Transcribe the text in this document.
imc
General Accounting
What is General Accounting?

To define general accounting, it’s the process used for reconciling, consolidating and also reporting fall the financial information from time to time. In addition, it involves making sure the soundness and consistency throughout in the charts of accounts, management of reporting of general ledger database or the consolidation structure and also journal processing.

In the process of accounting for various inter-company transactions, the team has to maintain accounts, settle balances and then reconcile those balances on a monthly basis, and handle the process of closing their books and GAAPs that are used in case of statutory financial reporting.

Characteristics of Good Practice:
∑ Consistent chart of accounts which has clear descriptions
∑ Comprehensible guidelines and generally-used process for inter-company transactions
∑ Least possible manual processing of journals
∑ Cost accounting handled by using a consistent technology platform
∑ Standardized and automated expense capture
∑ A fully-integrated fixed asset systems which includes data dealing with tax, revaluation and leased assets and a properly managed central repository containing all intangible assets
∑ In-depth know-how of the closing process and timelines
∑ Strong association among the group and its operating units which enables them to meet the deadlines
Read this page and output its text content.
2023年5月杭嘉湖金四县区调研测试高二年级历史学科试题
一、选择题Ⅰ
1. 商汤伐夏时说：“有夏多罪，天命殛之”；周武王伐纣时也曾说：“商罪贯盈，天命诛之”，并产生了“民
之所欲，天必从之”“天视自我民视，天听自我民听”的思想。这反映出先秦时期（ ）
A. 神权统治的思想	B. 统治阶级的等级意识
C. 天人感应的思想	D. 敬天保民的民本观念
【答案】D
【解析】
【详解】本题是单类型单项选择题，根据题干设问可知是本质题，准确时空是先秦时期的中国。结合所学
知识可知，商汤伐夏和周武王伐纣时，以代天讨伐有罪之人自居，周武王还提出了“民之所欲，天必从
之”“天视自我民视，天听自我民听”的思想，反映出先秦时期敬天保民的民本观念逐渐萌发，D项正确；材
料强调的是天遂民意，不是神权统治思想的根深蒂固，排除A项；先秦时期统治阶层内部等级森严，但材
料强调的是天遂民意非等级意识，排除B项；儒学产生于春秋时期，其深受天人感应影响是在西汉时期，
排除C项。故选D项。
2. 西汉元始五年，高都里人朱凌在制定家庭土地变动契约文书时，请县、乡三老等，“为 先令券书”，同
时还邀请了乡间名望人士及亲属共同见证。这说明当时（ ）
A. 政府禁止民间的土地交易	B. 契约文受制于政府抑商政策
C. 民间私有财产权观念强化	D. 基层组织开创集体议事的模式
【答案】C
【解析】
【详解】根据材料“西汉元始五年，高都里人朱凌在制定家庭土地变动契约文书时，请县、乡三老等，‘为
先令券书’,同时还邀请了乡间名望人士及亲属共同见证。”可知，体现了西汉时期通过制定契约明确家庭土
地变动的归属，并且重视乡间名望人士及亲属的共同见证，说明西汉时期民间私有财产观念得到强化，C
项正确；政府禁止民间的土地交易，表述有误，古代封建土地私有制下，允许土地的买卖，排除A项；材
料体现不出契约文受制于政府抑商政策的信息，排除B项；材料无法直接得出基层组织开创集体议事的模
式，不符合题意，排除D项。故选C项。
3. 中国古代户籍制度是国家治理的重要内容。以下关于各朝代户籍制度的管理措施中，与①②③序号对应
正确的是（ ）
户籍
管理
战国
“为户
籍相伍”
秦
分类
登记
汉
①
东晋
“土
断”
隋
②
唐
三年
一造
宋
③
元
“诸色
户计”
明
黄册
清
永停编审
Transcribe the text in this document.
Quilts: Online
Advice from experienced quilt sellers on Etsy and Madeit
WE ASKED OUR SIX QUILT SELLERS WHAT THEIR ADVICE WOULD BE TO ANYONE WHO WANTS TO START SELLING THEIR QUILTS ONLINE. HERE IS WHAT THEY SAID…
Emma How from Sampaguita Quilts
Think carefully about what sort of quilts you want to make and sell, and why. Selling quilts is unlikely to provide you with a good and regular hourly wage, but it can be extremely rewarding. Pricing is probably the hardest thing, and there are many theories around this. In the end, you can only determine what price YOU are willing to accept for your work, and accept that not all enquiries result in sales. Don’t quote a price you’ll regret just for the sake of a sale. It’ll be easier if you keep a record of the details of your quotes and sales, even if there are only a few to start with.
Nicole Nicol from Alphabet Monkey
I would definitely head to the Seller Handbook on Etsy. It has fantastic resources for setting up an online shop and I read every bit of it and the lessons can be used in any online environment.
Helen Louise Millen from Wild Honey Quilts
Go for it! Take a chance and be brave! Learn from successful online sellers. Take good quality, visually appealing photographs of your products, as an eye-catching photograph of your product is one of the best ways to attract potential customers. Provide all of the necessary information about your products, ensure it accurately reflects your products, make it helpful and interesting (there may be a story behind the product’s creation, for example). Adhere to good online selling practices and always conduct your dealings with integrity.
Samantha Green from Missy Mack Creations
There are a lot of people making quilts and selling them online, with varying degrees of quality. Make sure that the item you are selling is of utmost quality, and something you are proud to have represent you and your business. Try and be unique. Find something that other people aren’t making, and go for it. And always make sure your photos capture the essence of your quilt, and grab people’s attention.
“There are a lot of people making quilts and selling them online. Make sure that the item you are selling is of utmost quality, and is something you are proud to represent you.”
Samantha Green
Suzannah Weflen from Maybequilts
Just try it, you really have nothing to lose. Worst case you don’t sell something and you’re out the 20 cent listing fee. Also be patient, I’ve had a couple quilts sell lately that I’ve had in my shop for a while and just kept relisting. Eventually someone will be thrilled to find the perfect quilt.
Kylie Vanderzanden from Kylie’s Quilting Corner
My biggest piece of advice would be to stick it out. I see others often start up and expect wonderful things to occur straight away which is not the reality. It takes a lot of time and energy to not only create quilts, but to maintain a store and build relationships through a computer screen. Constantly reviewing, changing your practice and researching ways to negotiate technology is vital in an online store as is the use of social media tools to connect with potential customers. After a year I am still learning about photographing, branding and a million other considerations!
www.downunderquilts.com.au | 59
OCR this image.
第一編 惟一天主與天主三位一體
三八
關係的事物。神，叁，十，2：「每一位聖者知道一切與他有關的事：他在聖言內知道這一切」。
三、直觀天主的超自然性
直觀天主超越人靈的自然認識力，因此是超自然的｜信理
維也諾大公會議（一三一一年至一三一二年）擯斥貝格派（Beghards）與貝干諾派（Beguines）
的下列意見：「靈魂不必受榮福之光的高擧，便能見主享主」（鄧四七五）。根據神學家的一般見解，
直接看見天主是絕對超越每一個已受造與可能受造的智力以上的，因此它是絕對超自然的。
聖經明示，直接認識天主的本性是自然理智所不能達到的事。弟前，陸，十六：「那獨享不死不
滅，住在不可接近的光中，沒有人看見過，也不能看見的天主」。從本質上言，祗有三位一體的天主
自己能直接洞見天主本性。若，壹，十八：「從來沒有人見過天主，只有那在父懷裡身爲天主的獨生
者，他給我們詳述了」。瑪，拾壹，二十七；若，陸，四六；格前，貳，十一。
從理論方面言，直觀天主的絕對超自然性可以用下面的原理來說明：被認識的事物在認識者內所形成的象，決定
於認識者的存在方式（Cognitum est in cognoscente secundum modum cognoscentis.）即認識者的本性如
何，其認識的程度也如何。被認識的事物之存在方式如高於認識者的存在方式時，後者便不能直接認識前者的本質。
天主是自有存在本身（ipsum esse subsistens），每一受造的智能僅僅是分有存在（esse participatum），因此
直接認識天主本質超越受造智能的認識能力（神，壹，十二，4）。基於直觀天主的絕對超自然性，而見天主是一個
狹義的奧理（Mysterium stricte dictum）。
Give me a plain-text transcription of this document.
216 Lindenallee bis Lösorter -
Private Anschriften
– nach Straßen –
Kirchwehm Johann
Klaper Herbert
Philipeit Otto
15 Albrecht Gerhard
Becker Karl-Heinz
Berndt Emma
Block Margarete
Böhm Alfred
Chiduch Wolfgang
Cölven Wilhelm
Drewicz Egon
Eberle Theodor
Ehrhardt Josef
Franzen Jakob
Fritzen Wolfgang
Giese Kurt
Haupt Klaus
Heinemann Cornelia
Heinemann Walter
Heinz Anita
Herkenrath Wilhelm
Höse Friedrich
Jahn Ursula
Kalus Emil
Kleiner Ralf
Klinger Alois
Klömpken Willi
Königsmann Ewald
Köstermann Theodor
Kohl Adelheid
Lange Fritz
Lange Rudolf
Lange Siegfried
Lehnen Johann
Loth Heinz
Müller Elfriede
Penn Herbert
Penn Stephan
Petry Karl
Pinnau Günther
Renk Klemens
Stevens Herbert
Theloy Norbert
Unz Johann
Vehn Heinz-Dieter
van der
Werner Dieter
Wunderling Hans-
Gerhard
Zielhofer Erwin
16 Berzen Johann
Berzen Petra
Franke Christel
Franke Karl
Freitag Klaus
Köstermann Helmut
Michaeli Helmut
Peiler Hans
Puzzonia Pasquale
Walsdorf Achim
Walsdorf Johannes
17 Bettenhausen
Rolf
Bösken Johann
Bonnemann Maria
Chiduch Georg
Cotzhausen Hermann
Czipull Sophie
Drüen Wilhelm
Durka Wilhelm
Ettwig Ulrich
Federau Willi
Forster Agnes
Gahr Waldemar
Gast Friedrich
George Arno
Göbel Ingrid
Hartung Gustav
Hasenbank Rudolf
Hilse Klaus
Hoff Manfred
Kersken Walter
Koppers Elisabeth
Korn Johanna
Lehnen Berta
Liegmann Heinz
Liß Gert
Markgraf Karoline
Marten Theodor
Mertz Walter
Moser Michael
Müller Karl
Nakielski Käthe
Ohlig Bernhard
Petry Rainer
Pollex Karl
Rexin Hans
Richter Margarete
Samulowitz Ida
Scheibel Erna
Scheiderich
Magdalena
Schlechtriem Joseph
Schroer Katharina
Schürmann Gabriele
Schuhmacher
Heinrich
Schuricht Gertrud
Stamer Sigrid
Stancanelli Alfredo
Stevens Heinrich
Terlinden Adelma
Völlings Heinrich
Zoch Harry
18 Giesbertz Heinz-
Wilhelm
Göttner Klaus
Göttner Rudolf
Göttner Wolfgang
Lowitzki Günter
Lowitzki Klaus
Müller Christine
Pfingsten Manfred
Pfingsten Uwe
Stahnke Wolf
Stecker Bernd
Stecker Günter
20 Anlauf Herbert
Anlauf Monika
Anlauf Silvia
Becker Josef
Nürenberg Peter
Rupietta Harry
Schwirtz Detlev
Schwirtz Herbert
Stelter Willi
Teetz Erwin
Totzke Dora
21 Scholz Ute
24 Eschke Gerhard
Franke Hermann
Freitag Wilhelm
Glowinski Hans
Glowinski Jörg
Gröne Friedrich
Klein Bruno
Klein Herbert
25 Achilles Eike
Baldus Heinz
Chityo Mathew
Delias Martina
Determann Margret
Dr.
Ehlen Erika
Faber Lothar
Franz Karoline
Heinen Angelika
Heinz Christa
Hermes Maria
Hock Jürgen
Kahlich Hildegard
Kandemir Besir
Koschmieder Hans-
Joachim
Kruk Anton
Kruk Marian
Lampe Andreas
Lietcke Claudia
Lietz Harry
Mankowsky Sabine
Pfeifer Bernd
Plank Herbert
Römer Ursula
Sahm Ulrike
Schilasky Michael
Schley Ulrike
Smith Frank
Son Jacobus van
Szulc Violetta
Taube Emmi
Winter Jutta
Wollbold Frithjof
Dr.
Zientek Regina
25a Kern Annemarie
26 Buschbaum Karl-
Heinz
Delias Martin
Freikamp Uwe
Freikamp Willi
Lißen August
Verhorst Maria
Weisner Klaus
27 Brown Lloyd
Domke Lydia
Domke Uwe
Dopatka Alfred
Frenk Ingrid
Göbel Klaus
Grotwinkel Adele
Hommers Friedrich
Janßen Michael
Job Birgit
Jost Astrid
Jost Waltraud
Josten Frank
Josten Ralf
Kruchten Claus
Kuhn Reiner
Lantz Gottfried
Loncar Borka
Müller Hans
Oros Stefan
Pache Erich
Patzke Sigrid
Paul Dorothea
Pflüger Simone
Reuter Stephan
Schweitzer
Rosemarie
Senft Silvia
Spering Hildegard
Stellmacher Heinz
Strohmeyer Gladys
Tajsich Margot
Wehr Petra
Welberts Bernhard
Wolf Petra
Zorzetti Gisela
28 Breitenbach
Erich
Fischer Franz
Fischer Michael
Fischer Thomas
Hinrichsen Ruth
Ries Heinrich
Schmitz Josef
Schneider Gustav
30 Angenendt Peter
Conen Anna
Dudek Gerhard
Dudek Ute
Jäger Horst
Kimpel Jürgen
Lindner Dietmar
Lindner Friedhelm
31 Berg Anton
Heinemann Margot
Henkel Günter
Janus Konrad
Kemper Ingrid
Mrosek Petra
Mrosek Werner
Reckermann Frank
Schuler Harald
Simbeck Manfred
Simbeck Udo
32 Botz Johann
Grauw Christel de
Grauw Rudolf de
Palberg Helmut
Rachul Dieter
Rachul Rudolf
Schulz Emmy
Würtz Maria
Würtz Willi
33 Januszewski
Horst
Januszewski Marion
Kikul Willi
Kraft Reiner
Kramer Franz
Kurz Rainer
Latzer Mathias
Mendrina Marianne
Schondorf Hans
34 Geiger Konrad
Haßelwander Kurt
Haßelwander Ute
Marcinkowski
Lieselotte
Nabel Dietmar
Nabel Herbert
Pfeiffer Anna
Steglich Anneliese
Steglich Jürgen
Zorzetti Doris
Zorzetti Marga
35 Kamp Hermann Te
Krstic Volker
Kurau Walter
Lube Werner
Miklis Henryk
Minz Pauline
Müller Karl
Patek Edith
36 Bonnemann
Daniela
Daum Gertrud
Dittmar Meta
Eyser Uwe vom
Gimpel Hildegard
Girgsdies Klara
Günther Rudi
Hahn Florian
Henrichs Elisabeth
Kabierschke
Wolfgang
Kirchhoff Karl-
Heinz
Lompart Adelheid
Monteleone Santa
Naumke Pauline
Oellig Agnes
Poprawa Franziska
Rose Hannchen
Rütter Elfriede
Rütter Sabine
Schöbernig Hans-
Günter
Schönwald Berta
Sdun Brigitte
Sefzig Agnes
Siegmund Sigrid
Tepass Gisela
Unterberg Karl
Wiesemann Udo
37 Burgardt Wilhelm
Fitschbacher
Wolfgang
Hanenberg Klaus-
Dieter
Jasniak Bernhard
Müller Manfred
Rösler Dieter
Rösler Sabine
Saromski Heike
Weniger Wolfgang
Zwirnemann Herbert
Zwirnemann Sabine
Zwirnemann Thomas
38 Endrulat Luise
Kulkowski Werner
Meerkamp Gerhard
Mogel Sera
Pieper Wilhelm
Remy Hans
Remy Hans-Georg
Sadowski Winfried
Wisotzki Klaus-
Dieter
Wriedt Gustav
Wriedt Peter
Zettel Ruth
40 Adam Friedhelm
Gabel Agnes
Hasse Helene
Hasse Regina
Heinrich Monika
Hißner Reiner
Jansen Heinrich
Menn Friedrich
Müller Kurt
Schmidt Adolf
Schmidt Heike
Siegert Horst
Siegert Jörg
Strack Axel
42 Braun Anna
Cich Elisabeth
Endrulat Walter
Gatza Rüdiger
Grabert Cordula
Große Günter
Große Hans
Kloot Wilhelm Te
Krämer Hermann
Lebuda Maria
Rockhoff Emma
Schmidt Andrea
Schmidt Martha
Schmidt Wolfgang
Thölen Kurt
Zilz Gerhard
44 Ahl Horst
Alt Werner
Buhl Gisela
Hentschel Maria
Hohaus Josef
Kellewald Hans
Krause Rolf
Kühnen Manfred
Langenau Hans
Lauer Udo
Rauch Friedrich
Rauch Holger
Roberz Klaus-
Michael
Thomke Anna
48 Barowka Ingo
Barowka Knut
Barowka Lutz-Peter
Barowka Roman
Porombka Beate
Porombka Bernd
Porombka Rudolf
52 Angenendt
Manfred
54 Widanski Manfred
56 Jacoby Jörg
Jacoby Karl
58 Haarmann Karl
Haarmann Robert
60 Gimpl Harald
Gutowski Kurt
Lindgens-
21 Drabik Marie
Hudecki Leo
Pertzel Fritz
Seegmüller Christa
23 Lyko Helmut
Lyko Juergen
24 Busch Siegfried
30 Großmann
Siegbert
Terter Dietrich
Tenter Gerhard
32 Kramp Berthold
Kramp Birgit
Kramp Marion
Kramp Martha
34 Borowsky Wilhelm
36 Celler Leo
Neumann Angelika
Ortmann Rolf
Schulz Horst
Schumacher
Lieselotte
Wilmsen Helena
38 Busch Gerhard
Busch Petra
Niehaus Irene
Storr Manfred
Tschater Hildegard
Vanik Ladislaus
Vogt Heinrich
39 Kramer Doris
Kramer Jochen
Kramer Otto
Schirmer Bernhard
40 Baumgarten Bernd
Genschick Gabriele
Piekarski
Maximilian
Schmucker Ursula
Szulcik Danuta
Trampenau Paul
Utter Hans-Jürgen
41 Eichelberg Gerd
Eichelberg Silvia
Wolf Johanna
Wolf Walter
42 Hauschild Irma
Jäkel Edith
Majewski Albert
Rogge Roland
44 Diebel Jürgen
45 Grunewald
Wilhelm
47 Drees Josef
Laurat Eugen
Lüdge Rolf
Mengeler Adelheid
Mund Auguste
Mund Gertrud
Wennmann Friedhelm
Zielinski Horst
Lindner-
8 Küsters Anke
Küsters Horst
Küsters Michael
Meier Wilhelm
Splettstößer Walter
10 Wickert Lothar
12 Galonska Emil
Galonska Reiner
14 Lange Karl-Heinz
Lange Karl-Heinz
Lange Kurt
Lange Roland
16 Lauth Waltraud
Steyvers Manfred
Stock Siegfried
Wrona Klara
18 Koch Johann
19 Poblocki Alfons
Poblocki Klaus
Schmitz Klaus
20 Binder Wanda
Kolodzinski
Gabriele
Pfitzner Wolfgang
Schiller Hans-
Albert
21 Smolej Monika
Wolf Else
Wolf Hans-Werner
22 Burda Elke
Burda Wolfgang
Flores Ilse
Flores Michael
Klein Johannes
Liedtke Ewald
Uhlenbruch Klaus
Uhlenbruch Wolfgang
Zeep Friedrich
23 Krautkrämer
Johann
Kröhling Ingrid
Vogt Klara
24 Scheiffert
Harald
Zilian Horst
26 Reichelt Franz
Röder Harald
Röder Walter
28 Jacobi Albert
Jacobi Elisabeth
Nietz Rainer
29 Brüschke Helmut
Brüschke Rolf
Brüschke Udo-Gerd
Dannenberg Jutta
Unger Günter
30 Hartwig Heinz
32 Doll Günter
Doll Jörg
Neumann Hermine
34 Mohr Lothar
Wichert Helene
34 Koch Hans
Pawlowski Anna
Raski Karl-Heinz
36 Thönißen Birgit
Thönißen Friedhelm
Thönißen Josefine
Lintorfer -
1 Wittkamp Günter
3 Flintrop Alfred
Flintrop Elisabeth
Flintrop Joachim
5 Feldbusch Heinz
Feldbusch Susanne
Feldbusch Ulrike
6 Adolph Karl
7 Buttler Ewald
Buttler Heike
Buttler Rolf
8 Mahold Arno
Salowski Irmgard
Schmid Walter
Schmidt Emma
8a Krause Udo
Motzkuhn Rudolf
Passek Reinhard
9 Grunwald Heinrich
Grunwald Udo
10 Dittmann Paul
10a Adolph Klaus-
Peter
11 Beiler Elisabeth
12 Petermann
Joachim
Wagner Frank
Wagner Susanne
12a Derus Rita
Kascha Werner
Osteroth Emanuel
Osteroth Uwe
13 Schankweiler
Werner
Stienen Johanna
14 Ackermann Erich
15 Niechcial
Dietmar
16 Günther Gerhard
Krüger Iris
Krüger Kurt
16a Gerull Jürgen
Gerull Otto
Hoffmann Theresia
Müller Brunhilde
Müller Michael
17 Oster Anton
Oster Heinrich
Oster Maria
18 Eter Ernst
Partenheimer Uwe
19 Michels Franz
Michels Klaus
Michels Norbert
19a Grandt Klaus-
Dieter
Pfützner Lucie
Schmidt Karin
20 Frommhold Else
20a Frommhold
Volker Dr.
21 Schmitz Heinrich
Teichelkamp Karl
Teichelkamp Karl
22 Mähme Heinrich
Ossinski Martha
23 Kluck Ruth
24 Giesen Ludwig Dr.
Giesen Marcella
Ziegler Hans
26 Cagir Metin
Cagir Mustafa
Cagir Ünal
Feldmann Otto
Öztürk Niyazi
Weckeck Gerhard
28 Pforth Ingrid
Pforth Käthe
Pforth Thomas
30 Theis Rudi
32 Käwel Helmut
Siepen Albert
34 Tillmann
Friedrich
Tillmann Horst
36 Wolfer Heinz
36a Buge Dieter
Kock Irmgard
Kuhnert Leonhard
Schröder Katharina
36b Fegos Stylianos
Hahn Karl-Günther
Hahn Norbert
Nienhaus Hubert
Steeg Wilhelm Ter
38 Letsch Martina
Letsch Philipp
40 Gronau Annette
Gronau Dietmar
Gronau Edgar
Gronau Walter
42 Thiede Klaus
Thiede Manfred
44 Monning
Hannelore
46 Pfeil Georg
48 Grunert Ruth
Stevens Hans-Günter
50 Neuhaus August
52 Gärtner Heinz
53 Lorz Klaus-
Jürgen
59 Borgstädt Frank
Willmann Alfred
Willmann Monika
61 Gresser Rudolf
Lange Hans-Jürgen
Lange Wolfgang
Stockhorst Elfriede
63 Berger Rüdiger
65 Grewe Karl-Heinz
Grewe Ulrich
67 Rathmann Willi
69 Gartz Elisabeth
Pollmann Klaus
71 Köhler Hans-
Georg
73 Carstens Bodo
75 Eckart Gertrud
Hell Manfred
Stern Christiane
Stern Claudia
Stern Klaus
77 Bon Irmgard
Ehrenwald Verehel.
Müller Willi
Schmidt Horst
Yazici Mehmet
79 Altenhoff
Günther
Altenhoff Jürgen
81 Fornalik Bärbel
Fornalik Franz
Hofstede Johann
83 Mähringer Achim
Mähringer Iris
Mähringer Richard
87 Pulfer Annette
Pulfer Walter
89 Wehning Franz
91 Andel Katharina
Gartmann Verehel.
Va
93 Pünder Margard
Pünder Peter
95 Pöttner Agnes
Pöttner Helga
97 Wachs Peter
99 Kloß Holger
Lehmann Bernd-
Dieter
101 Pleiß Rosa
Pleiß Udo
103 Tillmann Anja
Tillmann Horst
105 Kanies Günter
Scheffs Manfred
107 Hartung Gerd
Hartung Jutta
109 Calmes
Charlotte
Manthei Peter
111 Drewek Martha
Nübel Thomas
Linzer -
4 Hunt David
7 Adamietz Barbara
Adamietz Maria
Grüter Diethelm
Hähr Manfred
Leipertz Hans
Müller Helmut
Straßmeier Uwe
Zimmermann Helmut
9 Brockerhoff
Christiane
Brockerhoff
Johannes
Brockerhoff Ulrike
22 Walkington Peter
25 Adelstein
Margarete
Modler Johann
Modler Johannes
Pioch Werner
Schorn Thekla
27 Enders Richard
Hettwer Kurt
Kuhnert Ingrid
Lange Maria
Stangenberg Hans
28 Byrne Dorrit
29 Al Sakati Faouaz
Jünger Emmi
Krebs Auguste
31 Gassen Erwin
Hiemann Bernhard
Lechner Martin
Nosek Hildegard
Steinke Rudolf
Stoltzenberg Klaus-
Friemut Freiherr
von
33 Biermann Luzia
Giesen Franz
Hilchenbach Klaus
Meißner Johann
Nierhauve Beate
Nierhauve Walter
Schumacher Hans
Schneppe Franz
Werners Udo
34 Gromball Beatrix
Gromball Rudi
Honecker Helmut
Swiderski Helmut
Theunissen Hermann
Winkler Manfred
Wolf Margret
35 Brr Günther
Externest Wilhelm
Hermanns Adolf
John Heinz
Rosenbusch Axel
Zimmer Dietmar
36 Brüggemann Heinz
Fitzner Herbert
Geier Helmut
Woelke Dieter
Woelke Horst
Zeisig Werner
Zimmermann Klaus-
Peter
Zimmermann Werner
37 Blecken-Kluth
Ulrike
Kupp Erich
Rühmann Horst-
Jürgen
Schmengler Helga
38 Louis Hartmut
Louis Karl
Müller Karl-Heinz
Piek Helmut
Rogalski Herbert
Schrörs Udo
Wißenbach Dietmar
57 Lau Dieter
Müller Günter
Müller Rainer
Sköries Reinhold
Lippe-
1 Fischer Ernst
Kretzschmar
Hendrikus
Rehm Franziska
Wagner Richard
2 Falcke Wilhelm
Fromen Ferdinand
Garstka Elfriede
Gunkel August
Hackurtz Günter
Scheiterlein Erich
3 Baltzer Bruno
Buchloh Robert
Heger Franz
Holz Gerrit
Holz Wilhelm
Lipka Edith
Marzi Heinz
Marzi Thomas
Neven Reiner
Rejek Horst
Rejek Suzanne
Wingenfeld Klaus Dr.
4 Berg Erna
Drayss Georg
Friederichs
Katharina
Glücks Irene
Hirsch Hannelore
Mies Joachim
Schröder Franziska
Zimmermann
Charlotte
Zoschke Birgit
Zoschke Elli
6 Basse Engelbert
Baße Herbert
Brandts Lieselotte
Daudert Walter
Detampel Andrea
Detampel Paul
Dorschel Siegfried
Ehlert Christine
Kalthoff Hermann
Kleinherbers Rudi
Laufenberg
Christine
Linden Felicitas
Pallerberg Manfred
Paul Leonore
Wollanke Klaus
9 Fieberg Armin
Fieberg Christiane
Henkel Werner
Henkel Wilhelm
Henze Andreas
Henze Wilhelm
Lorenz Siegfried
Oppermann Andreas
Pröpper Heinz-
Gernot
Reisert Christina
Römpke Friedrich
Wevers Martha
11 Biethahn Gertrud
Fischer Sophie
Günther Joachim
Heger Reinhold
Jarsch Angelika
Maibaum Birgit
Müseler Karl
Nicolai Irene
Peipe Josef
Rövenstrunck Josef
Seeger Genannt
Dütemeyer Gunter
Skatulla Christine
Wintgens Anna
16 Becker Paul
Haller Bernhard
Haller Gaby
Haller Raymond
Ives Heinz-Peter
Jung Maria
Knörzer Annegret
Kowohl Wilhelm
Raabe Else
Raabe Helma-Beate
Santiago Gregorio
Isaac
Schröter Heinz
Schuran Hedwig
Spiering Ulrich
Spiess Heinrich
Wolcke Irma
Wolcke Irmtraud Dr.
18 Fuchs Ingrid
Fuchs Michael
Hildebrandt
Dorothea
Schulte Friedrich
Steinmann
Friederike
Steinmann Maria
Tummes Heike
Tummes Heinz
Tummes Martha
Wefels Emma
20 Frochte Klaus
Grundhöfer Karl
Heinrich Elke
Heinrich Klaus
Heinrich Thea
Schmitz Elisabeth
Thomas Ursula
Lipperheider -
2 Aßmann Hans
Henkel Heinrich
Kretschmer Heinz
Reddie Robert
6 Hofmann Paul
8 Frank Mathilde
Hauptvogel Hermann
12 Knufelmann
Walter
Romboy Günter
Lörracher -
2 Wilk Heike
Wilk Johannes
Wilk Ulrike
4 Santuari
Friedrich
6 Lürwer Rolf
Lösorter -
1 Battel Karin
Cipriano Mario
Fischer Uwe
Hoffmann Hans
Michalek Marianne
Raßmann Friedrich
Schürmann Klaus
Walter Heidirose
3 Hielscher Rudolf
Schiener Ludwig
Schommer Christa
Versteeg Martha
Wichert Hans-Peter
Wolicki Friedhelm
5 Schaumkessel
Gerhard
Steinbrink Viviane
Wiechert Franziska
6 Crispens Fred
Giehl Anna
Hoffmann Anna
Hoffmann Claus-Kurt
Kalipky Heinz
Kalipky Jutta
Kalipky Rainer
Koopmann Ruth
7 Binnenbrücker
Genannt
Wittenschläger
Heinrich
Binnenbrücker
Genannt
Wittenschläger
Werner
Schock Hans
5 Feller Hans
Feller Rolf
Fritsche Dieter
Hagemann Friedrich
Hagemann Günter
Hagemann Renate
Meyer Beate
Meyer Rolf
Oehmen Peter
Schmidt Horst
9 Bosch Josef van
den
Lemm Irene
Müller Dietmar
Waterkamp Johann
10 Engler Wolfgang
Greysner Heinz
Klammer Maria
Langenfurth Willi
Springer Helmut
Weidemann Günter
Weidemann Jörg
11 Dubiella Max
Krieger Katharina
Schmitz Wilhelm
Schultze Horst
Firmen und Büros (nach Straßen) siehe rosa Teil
^^^^
▶ _PROBLEM_: Read through the entries and copy every line that includes "Klara".

▶ _RESPONSE_:
Girgsdies Klara
Wrona Klara
Vogt Klara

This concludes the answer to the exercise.